■ **Set task**
Word for word, transcribe the lines below and drop the pictures.

■ **Items from a dataset**
--- begin ---

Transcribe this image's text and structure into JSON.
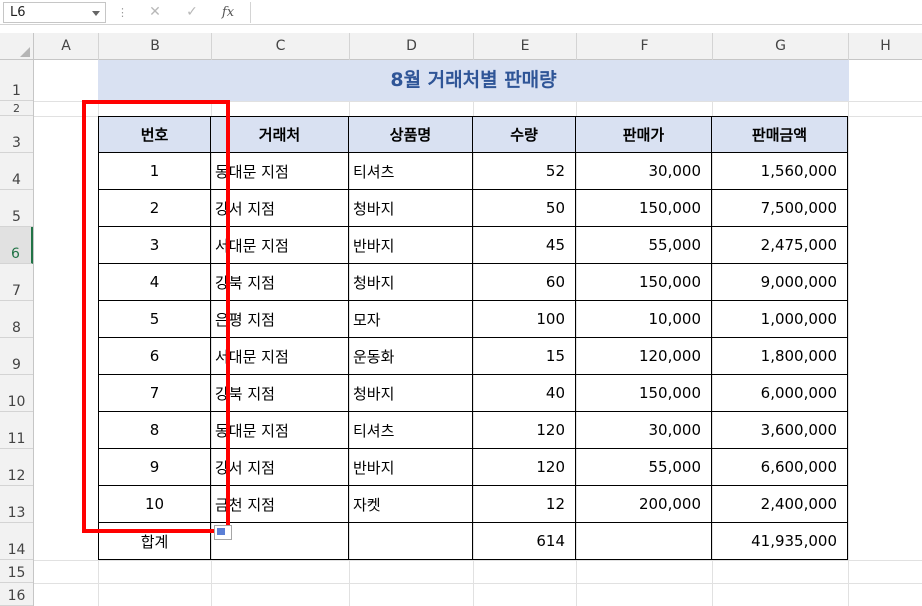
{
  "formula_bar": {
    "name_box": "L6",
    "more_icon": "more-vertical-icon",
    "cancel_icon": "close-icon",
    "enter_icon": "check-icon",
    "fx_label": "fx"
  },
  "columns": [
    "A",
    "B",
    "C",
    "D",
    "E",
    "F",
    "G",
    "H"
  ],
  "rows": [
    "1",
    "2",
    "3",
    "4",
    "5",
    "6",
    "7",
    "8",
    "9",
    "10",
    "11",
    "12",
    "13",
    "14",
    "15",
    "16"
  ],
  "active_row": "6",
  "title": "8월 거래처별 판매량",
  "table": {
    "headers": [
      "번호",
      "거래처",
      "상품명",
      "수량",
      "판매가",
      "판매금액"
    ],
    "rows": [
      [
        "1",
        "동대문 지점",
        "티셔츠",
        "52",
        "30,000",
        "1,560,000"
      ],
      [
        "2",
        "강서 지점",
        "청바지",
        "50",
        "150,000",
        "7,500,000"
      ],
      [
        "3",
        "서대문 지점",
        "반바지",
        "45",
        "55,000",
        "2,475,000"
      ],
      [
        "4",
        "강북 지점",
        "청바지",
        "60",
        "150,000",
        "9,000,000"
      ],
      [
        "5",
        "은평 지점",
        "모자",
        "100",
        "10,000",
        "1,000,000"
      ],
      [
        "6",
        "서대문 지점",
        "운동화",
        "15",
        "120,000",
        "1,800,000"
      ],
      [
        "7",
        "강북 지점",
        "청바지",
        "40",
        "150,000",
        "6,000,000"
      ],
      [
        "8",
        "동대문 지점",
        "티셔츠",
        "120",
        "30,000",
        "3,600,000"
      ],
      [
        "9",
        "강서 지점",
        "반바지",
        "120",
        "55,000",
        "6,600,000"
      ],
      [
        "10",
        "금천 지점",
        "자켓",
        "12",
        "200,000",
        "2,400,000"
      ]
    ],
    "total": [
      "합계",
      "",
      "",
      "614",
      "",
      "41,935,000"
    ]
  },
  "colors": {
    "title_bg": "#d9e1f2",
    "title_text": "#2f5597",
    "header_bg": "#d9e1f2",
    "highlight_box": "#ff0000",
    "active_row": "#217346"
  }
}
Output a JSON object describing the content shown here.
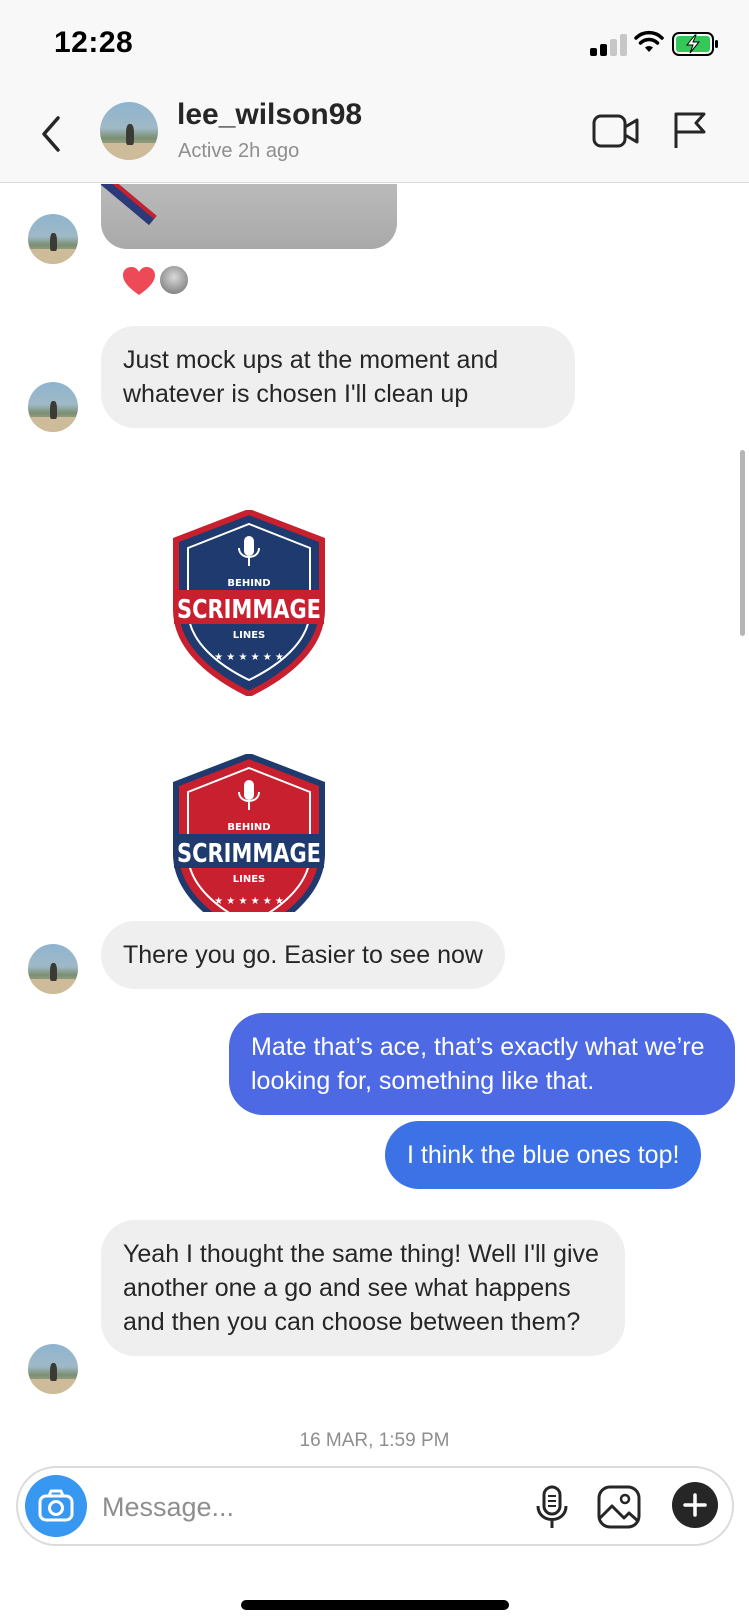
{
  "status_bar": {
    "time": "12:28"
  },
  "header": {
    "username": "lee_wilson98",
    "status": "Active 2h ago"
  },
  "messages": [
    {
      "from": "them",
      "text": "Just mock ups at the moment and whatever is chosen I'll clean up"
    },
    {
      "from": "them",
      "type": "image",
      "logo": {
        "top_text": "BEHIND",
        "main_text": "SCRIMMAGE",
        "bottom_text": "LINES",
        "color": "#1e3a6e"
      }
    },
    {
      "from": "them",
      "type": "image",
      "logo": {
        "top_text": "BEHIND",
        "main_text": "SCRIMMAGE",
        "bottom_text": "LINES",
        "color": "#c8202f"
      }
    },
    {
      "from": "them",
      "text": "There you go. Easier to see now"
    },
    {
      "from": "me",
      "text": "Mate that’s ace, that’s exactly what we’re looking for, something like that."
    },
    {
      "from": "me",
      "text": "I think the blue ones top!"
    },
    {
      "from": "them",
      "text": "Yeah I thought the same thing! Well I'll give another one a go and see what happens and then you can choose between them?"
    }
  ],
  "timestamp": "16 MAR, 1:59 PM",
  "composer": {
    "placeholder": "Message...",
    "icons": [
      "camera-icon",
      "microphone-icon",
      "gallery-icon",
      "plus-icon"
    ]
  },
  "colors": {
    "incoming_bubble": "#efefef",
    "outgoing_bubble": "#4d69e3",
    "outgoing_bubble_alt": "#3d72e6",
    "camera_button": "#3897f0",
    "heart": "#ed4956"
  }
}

--- end ---

■ **Result**
Transcribe this image's text and structure into JSON.
{
  "formula_bar": {
    "name_box": "L6",
    "more_icon": "more-vertical-icon",
    "cancel_icon": "close-icon",
    "enter_icon": "check-icon",
    "fx_label": "fx"
  },
  "columns": [
    "A",
    "B",
    "C",
    "D",
    "E",
    "F",
    "G",
    "H"
  ],
  "rows": [
    "1",
    "2",
    "3",
    "4",
    "5",
    "6",
    "7",
    "8",
    "9",
    "10",
    "11",
    "12",
    "13",
    "14",
    "15",
    "16"
  ],
  "active_row": "6",
  "title": "8월 거래처별 판매량",
  "table": {
    "headers": [
      "번호",
      "거래처",
      "상품명",
      "수량",
      "판매가",
      "판매금액"
    ],
    "rows": [
      [
        "1",
        "동대문 지점",
        "티셔츠",
        "52",
        "30,000",
        "1,560,000"
      ],
      [
        "2",
        "강서 지점",
        "청바지",
        "50",
        "150,000",
        "7,500,000"
      ],
      [
        "3",
        "서대문 지점",
        "반바지",
        "45",
        "55,000",
        "2,475,000"
      ],
      [
        "4",
        "강북 지점",
        "청바지",
        "60",
        "150,000",
        "9,000,000"
      ],
      [
        "5",
        "은평 지점",
        "모자",
        "100",
        "10,000",
        "1,000,000"
      ],
      [
        "6",
        "서대문 지점",
        "운동화",
        "15",
        "120,000",
        "1,800,000"
      ],
      [
        "7",
        "강북 지점",
        "청바지",
        "40",
        "150,000",
        "6,000,000"
      ],
      [
        "8",
        "동대문 지점",
        "티셔츠",
        "120",
        "30,000",
        "3,600,000"
      ],
      [
        "9",
        "강서 지점",
        "반바지",
        "120",
        "55,000",
        "6,600,000"
      ],
      [
        "10",
        "금천 지점",
        "자켓",
        "12",
        "200,000",
        "2,400,000"
      ]
    ],
    "total": [
      "합계",
      "",
      "",
      "614",
      "",
      "41,935,000"
    ]
  },
  "colors": {
    "title_bg": "#d9e1f2",
    "title_text": "#2f5597",
    "header_bg": "#d9e1f2",
    "highlight_box": "#ff0000",
    "active_row": "#217346"
  }
}
Output a JSON object describing the content shown here.
{
  "status_bar": {
    "time": "12:28"
  },
  "header": {
    "username": "lee_wilson98",
    "status": "Active 2h ago"
  },
  "messages": [
    {
      "from": "them",
      "text": "Just mock ups at the moment and whatever is chosen I'll clean up"
    },
    {
      "from": "them",
      "type": "image",
      "logo": {
        "top_text": "BEHIND",
        "main_text": "SCRIMMAGE",
        "bottom_text": "LINES",
        "color": "#1e3a6e"
      }
    },
    {
      "from": "them",
      "type": "image",
      "logo": {
        "top_text": "BEHIND",
        "main_text": "SCRIMMAGE",
        "bottom_text": "LINES",
        "color": "#c8202f"
      }
    },
    {
      "from": "them",
      "text": "There you go. Easier to see now"
    },
    {
      "from": "me",
      "text": "Mate that’s ace, that’s exactly what we’re looking for, something like that."
    },
    {
      "from": "me",
      "text": "I think the blue ones top!"
    },
    {
      "from": "them",
      "text": "Yeah I thought the same thing! Well I'll give another one a go and see what happens and then you can choose between them?"
    }
  ],
  "timestamp": "16 MAR, 1:59 PM",
  "composer": {
    "placeholder": "Message...",
    "icons": [
      "camera-icon",
      "microphone-icon",
      "gallery-icon",
      "plus-icon"
    ]
  },
  "colors": {
    "incoming_bubble": "#efefef",
    "outgoing_bubble": "#4d69e3",
    "outgoing_bubble_alt": "#3d72e6",
    "camera_button": "#3897f0",
    "heart": "#ed4956"
  }
}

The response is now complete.